*A typical hash function first converts a search key to an integer value called a hash code, then compresses the hash code into an index to the hash table.*

Java’s root class **Object **has the **hashCode **method, which returns an integer *hash code*. By default, the method returns the memory address for the object. The general contract for the **hashCode **method is as follows:

- You should override the
**hashCode**method whenever the**equals**method is overridden to ensure two equal objects return the same hash - During the execution of a program, invoking the
**hashCode**method multiple times returns the same integer, provided that the object’s data are not changed. - Two unequal objects may have the same hash code, but you should implement the

**hashCode **method to avoid too many such cases.

## Hash Codes for Primitive Types

For search keys of the type **byte**, **short**, **int**, and **char**, simply cast them to **int**. Therefore, two different search keys of any one of these types will have different hash codes.

For a search key of the type **float**, use **Float.floatToIntBits(key) **as the hash code. Note **floatToIntBits(float f) **returns an **int **value whose bit representation is the same as the bit representation for the floating number **f**. Thus, two different search keys of the **float **type will have different hash codes.

# What to do
(1) Repeat the passage on hash codes word for word, beginning at the words "Java’s root class" and stopping after "many such cases.".
(2) According to the passage on hash codes, what does the hashCode method return by default?
The lines that follow come from a separate source.

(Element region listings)
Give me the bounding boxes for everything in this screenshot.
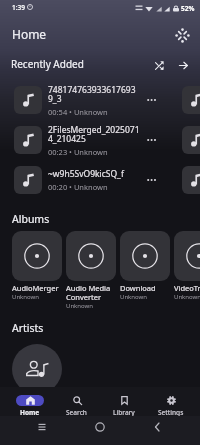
staticText: Download xyxy=(120,283,156,293)
button[interactable]: AudioMerger xyxy=(12,231,62,301)
button[interactable]: Library xyxy=(100,389,147,416)
staticText: 52% xyxy=(181,4,195,13)
button[interactable]: Download xyxy=(120,231,170,301)
staticText: Recently Added xyxy=(11,57,84,71)
button[interactable]: More options xyxy=(140,88,164,112)
button[interactable]: Refresh xyxy=(170,23,194,47)
button[interactable]: More options xyxy=(140,128,164,152)
button[interactable]: See all xyxy=(171,53,195,77)
staticText: Unknown xyxy=(66,302,93,310)
staticText: 1:39 xyxy=(12,3,25,12)
staticText: VideoTrim xyxy=(174,283,200,293)
button[interactable]: ~w9h5SvO9kicSQ_f xyxy=(8,160,176,200)
staticText: Settings xyxy=(158,408,184,416)
button[interactable]: More options xyxy=(140,168,164,192)
button[interactable]: 2FilesMerged_20250714_210425 xyxy=(8,120,176,160)
button[interactable] xyxy=(12,344,62,394)
staticText: Home xyxy=(20,408,40,416)
staticText: ~w9h5SvO9kicSQ_f xyxy=(48,168,124,180)
staticText: 00:20 • Unknown xyxy=(48,182,108,192)
staticText: 00:23 • Unknown xyxy=(48,147,108,157)
button[interactable]: 2FilesMerged_20250714_210425 xyxy=(176,120,200,160)
staticText: Unknown xyxy=(12,293,39,301)
staticText: Library xyxy=(113,408,135,416)
staticText: 2FilesMerged_20250714_210425 xyxy=(48,124,140,145)
button[interactable]: 7481747639336176939_3 xyxy=(176,80,200,120)
button[interactable]: Settings xyxy=(147,389,194,416)
button[interactable]: Shuffle xyxy=(147,53,171,77)
button[interactable]: Audio Media Converter xyxy=(66,231,116,310)
staticText: Unknown xyxy=(12,396,46,406)
staticText: Artists xyxy=(12,321,44,335)
staticText: Home xyxy=(12,26,47,42)
staticText: Unknown xyxy=(174,293,200,301)
staticText: AudioMerger xyxy=(12,283,59,293)
staticText: Albums xyxy=(12,212,50,226)
button[interactable]: Home xyxy=(6,389,53,416)
button[interactable]: Search xyxy=(53,389,100,416)
staticText: 7481747639336176939_3 xyxy=(48,84,140,105)
staticText: Search xyxy=(66,408,87,416)
button[interactable]: 7481747639336176939_3 xyxy=(8,80,176,120)
button[interactable]: ~w9h5SvO9kicSQ_f xyxy=(176,160,200,200)
staticText: 00:54 • Unknown xyxy=(48,107,108,117)
staticText: Unknown xyxy=(120,293,147,301)
staticText: Audio Media Converter xyxy=(66,283,111,302)
button[interactable]: VideoTrim xyxy=(174,231,200,301)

# Outputs by task
(1)
Java’s root class **Object **has the **hashCode **method, which returns an integer *hash code*. By default, the method returns the memory address for the object. The general contract for the **hashCode **method is as follows:

- You should override the
**hashCode**method whenever the**equals**method is overridden to ensure two equal objects return the same hash - During the execution of a program, invoking the
**hashCode**method multiple times returns the same integer, provided that the object’s data are not changed. - Two unequal objects may have the same hash code, but you should implement the

**hashCode **method to avoid too many such cases.

(2) It returns the memory address for the object.